> Material provided:
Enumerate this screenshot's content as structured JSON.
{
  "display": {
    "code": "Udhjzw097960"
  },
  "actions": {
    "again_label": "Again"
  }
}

> Task prompt: Please output every record, keeping each line exact.

> Final result:
Enumerate this screenshot's content as structured JSON.
{
  "display": {
    "code": "Udhjzw097960"
  },
  "actions": {
    "again_label": "Again"
  }
}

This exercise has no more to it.